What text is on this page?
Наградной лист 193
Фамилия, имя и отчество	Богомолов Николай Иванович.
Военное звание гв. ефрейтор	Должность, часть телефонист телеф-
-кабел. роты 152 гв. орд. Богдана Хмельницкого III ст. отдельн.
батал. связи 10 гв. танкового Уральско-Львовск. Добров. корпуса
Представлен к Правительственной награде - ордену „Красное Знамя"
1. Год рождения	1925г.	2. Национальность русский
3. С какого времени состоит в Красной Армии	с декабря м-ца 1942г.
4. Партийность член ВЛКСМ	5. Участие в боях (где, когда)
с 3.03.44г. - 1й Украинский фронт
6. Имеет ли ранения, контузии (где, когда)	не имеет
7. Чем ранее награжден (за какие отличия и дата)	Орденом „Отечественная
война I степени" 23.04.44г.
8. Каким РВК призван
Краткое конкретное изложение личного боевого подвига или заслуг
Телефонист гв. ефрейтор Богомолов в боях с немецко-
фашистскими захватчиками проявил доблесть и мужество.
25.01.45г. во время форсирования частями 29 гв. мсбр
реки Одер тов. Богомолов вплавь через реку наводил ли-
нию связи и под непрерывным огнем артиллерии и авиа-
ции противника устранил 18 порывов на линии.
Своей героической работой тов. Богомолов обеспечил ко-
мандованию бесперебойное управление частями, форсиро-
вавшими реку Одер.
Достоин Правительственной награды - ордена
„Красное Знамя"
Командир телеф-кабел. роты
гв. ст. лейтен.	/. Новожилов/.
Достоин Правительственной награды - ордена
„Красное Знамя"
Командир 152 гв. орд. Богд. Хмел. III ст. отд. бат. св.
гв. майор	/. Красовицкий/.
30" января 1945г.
========================
Return the material in full, exactly as shown.

What text is on this page?
Наградной лист 193
Фамилия, имя и отчество	Богомолов Николай Иванович.
Военное звание гв. ефрейтор	Должность, часть телефонист телеф-
-кабел. роты 152 гв. орд. Богдана Хмельницкого III ст. отдельн.
батал. связи 10 гв. танкового Уральско-Львовск. Добров. корпуса
Представлен к Правительственной награде - ордену „Красное Знамя"
1. Год рождения	1925г.	2. Национальность русский
3. С какого времени состоит в Красной Армии	с декабря м-ца 1942г.
4. Партийность член ВЛКСМ	5. Участие в боях (где, когда)
с 3.03.44г. - 1й Украинский фронт
6. Имеет ли ранения, контузии (где, когда)	не имеет
7. Чем ранее награжден (за какие отличия и дата)	Орденом „Отечественная
война I степени" 23.04.44г.
8. Каким РВК призван
Краткое конкретное изложение личного боевого подвига или заслуг
Телефонист гв. ефрейтор Богомолов в боях с немецко-
фашистскими захватчиками проявил доблесть и мужество.
25.01.45г. во время форсирования частями 29 гв. мсбр
реки Одер тов. Богомолов вплавь через реку наводил ли-
нию связи и под непрерывным огнем артиллерии и авиа-
ции противника устранил 18 порывов на линии.
Своей героической работой тов. Богомолов обеспечил ко-
мандованию бесперебойное управление частями, форсиро-
вавшими реку Одер.
Достоин Правительственной награды - ордена
„Красное Знамя"
Командир телеф-кабел. роты
гв. ст. лейтен.	/. Новожилов/.
Достоин Правительственной награды - ордена
„Красное Знамя"
Командир 152 гв. орд. Богд. Хмел. III ст. отд. бат. св.
гв. майор	/. Красовицкий/.
30" января 1945г.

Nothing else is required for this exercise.